[Stored data]
+ + +

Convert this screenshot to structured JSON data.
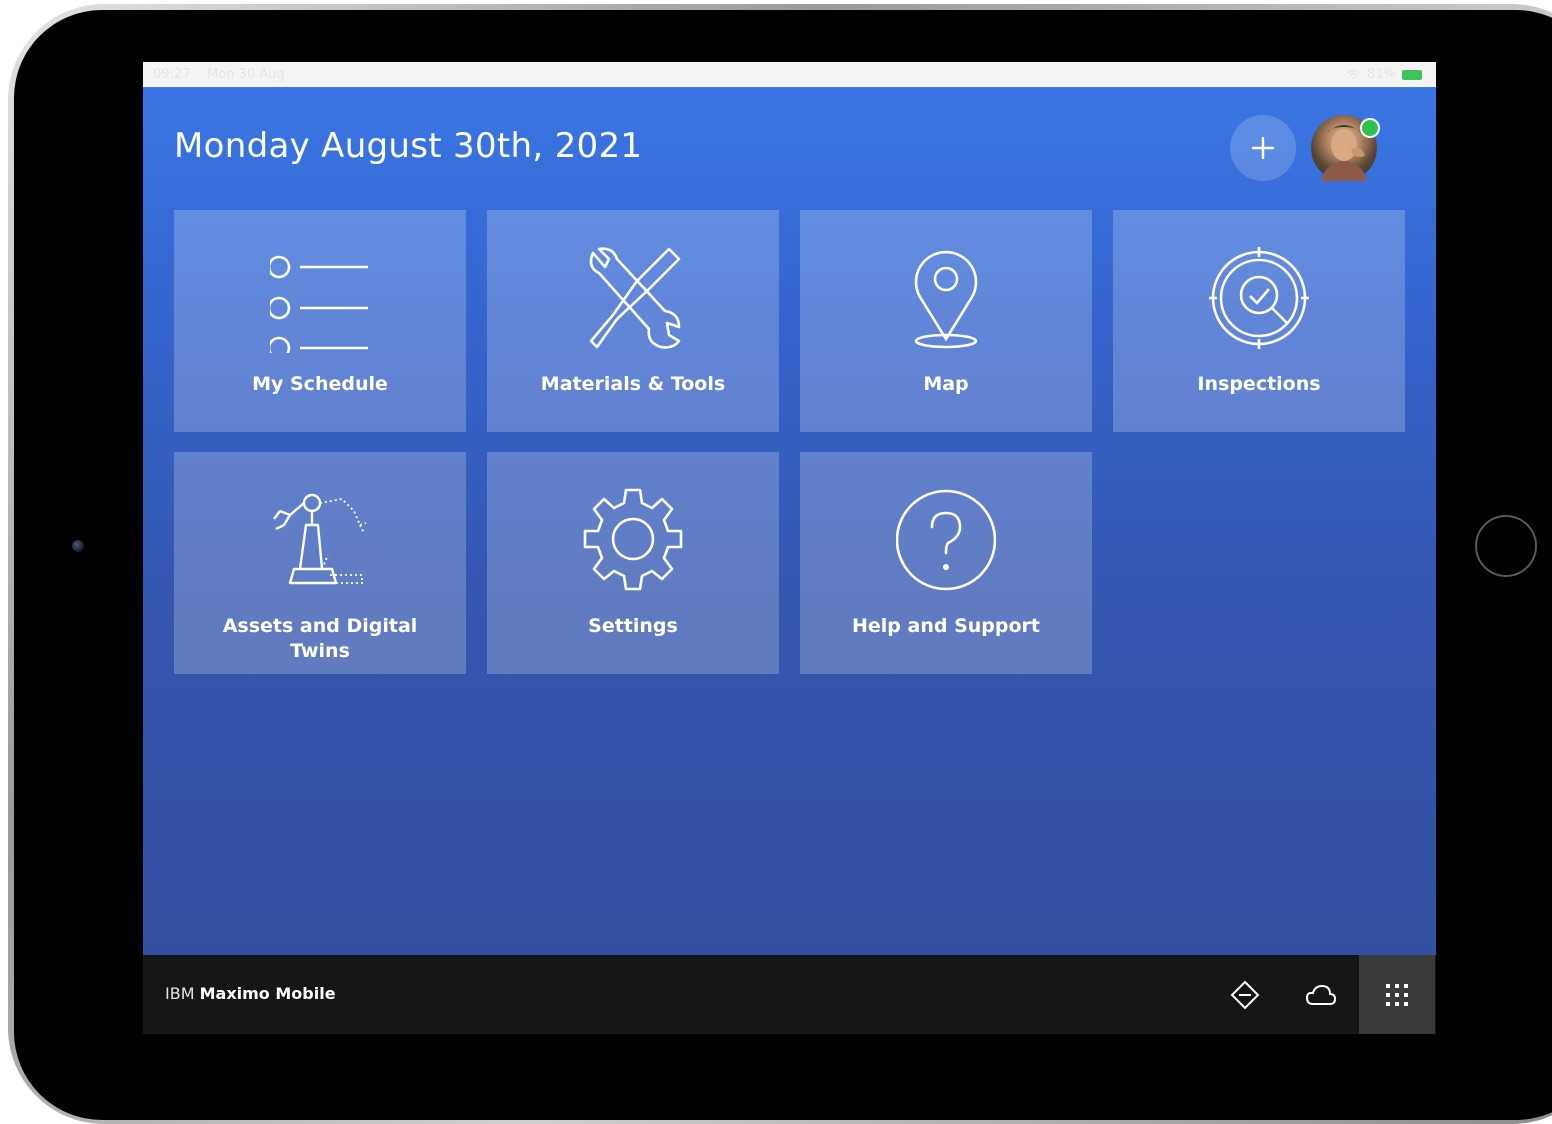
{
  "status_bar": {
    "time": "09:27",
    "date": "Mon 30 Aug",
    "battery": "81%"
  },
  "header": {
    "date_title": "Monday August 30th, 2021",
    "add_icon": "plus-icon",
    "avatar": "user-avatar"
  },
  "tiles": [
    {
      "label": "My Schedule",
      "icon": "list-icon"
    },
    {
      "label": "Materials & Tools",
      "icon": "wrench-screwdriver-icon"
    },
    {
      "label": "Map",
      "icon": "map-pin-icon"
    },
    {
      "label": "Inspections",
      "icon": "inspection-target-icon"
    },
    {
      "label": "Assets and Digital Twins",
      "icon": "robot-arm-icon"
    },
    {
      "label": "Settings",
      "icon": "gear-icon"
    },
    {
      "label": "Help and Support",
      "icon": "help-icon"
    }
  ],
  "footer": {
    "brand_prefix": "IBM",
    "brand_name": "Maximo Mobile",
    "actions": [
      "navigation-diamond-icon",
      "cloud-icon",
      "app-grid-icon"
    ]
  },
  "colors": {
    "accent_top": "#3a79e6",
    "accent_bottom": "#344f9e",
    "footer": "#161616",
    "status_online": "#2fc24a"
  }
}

+ + +

● Your instructions
Leave out the pictures and give the rest of the records again exactly.

● Written solution
Convert this screenshot to structured JSON data.
{
  "status_bar": {
    "time": "09:27",
    "date": "Mon 30 Aug",
    "battery": "81%"
  },
  "header": {
    "date_title": "Monday August 30th, 2021",
    "add_icon": "plus-icon",
    "avatar": "user-avatar"
  },
  "tiles": [
    {
      "label": "My Schedule",
      "icon": "list-icon"
    },
    {
      "label": "Materials & Tools",
      "icon": "wrench-screwdriver-icon"
    },
    {
      "label": "Map",
      "icon": "map-pin-icon"
    },
    {
      "label": "Inspections",
      "icon": "inspection-target-icon"
    },
    {
      "label": "Assets and Digital Twins",
      "icon": "robot-arm-icon"
    },
    {
      "label": "Settings",
      "icon": "gear-icon"
    },
    {
      "label": "Help and Support",
      "icon": "help-icon"
    }
  ],
  "footer": {
    "brand_prefix": "IBM",
    "brand_name": "Maximo Mobile",
    "actions": [
      "navigation-diamond-icon",
      "cloud-icon",
      "app-grid-icon"
    ]
  },
  "colors": {
    "accent_top": "#3a79e6",
    "accent_bottom": "#344f9e",
    "footer": "#161616",
    "status_online": "#2fc24a"
  }
}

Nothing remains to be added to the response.